* **Requirement**
Below are some entries; can you quote all of them exactly?
● ● ● ● ● ● ●
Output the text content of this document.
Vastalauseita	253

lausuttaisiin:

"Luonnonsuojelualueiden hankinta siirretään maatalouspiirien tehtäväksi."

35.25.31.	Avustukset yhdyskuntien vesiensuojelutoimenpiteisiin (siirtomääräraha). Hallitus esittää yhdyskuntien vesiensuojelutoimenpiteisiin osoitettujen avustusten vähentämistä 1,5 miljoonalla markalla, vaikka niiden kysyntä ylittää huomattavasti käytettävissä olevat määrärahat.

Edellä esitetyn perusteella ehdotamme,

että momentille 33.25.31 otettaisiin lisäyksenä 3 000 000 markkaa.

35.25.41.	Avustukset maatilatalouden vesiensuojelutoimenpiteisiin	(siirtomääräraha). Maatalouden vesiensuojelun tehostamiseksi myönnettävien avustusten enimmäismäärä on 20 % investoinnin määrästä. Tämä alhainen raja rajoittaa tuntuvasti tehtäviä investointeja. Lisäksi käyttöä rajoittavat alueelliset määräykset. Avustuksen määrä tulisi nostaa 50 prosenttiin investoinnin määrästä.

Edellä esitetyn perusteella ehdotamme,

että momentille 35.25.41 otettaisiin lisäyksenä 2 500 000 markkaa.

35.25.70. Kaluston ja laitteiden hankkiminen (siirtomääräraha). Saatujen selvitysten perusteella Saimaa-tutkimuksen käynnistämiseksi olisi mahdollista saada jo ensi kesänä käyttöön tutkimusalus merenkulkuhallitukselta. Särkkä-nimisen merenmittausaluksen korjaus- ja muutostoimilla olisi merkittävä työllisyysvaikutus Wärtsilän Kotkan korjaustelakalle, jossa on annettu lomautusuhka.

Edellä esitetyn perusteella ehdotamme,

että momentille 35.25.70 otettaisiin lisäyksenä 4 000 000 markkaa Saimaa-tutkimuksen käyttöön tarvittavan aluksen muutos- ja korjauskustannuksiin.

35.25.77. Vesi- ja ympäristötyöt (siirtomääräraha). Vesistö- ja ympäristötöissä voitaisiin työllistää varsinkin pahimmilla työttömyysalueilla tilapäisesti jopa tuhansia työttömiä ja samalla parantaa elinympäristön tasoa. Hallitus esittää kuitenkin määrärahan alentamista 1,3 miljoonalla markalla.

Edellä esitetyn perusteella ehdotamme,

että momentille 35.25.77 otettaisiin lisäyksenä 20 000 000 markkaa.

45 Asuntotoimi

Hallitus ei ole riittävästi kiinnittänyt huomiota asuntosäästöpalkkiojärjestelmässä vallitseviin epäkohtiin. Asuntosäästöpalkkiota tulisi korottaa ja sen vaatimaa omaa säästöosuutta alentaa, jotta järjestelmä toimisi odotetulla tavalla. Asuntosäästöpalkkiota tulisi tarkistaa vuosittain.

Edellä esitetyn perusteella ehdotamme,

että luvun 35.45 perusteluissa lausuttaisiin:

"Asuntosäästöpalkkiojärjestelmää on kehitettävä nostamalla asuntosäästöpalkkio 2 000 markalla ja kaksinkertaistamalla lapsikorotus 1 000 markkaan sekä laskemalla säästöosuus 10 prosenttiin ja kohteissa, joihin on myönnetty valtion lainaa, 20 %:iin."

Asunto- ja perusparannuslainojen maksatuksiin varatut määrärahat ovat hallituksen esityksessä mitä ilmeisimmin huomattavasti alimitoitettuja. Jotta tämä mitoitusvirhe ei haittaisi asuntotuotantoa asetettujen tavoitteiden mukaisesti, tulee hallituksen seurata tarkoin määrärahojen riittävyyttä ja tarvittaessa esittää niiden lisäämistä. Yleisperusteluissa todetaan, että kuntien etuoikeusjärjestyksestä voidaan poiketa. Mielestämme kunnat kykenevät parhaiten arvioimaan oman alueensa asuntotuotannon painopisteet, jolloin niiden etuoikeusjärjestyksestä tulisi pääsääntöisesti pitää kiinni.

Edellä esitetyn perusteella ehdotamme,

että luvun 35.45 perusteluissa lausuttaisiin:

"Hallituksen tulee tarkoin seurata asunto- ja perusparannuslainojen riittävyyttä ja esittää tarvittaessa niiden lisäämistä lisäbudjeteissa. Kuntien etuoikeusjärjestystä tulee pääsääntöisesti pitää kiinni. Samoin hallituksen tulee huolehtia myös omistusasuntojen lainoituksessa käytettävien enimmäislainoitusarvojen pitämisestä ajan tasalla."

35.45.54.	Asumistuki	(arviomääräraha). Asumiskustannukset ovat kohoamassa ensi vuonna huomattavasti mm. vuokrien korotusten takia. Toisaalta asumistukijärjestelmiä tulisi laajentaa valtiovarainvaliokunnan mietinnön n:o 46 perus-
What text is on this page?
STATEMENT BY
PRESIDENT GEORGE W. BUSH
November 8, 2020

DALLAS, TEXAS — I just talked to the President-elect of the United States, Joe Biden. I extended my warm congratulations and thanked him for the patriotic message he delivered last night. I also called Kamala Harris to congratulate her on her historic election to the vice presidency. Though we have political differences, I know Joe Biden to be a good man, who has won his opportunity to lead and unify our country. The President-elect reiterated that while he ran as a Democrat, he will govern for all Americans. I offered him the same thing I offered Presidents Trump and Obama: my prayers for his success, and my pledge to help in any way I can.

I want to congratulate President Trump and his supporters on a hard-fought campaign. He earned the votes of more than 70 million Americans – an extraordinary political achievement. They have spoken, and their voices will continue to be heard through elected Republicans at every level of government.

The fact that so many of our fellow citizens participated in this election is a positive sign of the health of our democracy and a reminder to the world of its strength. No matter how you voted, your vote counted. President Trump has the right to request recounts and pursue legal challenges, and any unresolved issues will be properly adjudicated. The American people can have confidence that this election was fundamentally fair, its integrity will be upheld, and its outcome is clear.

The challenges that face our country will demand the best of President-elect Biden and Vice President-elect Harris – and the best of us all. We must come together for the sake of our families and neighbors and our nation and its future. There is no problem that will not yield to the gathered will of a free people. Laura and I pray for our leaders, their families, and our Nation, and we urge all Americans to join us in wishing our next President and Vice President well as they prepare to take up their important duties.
● ● ● ● ● ● ●
* **Exercise output**
Output the text content of this document.
Vastalauseita	253

lausuttaisiin:

"Luonnonsuojelualueiden hankinta siirretään maatalouspiirien tehtäväksi."

35.25.31.	Avustukset yhdyskuntien vesiensuojelutoimenpiteisiin (siirtomääräraha). Hallitus esittää yhdyskuntien vesiensuojelutoimenpiteisiin osoitettujen avustusten vähentämistä 1,5 miljoonalla markalla, vaikka niiden kysyntä ylittää huomattavasti käytettävissä olevat määrärahat.

Edellä esitetyn perusteella ehdotamme,

että momentille 33.25.31 otettaisiin lisäyksenä 3 000 000 markkaa.

35.25.41.	Avustukset maatilatalouden vesiensuojelutoimenpiteisiin	(siirtomääräraha). Maatalouden vesiensuojelun tehostamiseksi myönnettävien avustusten enimmäismäärä on 20 % investoinnin määrästä. Tämä alhainen raja rajoittaa tuntuvasti tehtäviä investointeja. Lisäksi käyttöä rajoittavat alueelliset määräykset. Avustuksen määrä tulisi nostaa 50 prosenttiin investoinnin määrästä.

Edellä esitetyn perusteella ehdotamme,

että momentille 35.25.41 otettaisiin lisäyksenä 2 500 000 markkaa.

35.25.70. Kaluston ja laitteiden hankkiminen (siirtomääräraha). Saatujen selvitysten perusteella Saimaa-tutkimuksen käynnistämiseksi olisi mahdollista saada jo ensi kesänä käyttöön tutkimusalus merenkulkuhallitukselta. Särkkä-nimisen merenmittausaluksen korjaus- ja muutostoimilla olisi merkittävä työllisyysvaikutus Wärtsilän Kotkan korjaustelakalle, jossa on annettu lomautusuhka.

Edellä esitetyn perusteella ehdotamme,

että momentille 35.25.70 otettaisiin lisäyksenä 4 000 000 markkaa Saimaa-tutkimuksen käyttöön tarvittavan aluksen muutos- ja korjauskustannuksiin.

35.25.77. Vesi- ja ympäristötyöt (siirtomääräraha). Vesistö- ja ympäristötöissä voitaisiin työllistää varsinkin pahimmilla työttömyysalueilla tilapäisesti jopa tuhansia työttömiä ja samalla parantaa elinympäristön tasoa. Hallitus esittää kuitenkin määrärahan alentamista 1,3 miljoonalla markalla.

Edellä esitetyn perusteella ehdotamme,

että momentille 35.25.77 otettaisiin lisäyksenä 20 000 000 markkaa.

45 Asuntotoimi

Hallitus ei ole riittävästi kiinnittänyt huomiota asuntosäästöpalkkiojärjestelmässä vallitseviin epäkohtiin. Asuntosäästöpalkkiota tulisi korottaa ja sen vaatimaa omaa säästöosuutta alentaa, jotta järjestelmä toimisi odotetulla tavalla. Asuntosäästöpalkkiota tulisi tarkistaa vuosittain.

Edellä esitetyn perusteella ehdotamme,

että luvun 35.45 perusteluissa lausuttaisiin:

"Asuntosäästöpalkkiojärjestelmää on kehitettävä nostamalla asuntosäästöpalkkio 2 000 markalla ja kaksinkertaistamalla lapsikorotus 1 000 markkaan sekä laskemalla säästöosuus 10 prosenttiin ja kohteissa, joihin on myönnetty valtion lainaa, 20 %:iin."

Asunto- ja perusparannuslainojen maksatuksiin varatut määrärahat ovat hallituksen esityksessä mitä ilmeisimmin huomattavasti alimitoitettuja. Jotta tämä mitoitusvirhe ei haittaisi asuntotuotantoa asetettujen tavoitteiden mukaisesti, tulee hallituksen seurata tarkoin määrärahojen riittävyyttä ja tarvittaessa esittää niiden lisäämistä. Yleisperusteluissa todetaan, että kuntien etuoikeusjärjestyksestä voidaan poiketa. Mielestämme kunnat kykenevät parhaiten arvioimaan oman alueensa asuntotuotannon painopisteet, jolloin niiden etuoikeusjärjestyksestä tulisi pääsääntöisesti pitää kiinni.

Edellä esitetyn perusteella ehdotamme,

että luvun 35.45 perusteluissa lausuttaisiin:

"Hallituksen tulee tarkoin seurata asunto- ja perusparannuslainojen riittävyyttä ja esittää tarvittaessa niiden lisäämistä lisäbudjeteissa. Kuntien etuoikeusjärjestystä tulee pääsääntöisesti pitää kiinni. Samoin hallituksen tulee huolehtia myös omistusasuntojen lainoituksessa käytettävien enimmäislainoitusarvojen pitämisestä ajan tasalla."

35.45.54.	Asumistuki	(arviomääräraha). Asumiskustannukset ovat kohoamassa ensi vuonna huomattavasti mm. vuokrien korotusten takia. Toisaalta asumistukijärjestelmiä tulisi laajentaa valtiovarainvaliokunnan mietinnön n:o 46 perus-
What text is on this page?
STATEMENT BY
PRESIDENT GEORGE W. BUSH
November 8, 2020

DALLAS, TEXAS — I just talked to the President-elect of the United States, Joe Biden. I extended my warm congratulations and thanked him for the patriotic message he delivered last night. I also called Kamala Harris to congratulate her on her historic election to the vice presidency. Though we have political differences, I know Joe Biden to be a good man, who has won his opportunity to lead and unify our country. The President-elect reiterated that while he ran as a Democrat, he will govern for all Americans. I offered him the same thing I offered Presidents Trump and Obama: my prayers for his success, and my pledge to help in any way I can.

I want to congratulate President Trump and his supporters on a hard-fought campaign. He earned the votes of more than 70 million Americans – an extraordinary political achievement. They have spoken, and their voices will continue to be heard through elected Republicans at every level of government.

The fact that so many of our fellow citizens participated in this election is a positive sign of the health of our democracy and a reminder to the world of its strength. No matter how you voted, your vote counted. President Trump has the right to request recounts and pursue legal challenges, and any unresolved issues will be properly adjudicated. The American people can have confidence that this election was fundamentally fair, its integrity will be upheld, and its outcome is clear.

The challenges that face our country will demand the best of President-elect Biden and Vice President-elect Harris – and the best of us all. We must come together for the sake of our families and neighbors and our nation and its future. There is no problem that will not yield to the gathered will of a free people. Laura and I pray for our leaders, their families, and our Nation, and we urge all Americans to join us in wishing our next President and Vice President well as they prepare to take up their important duties.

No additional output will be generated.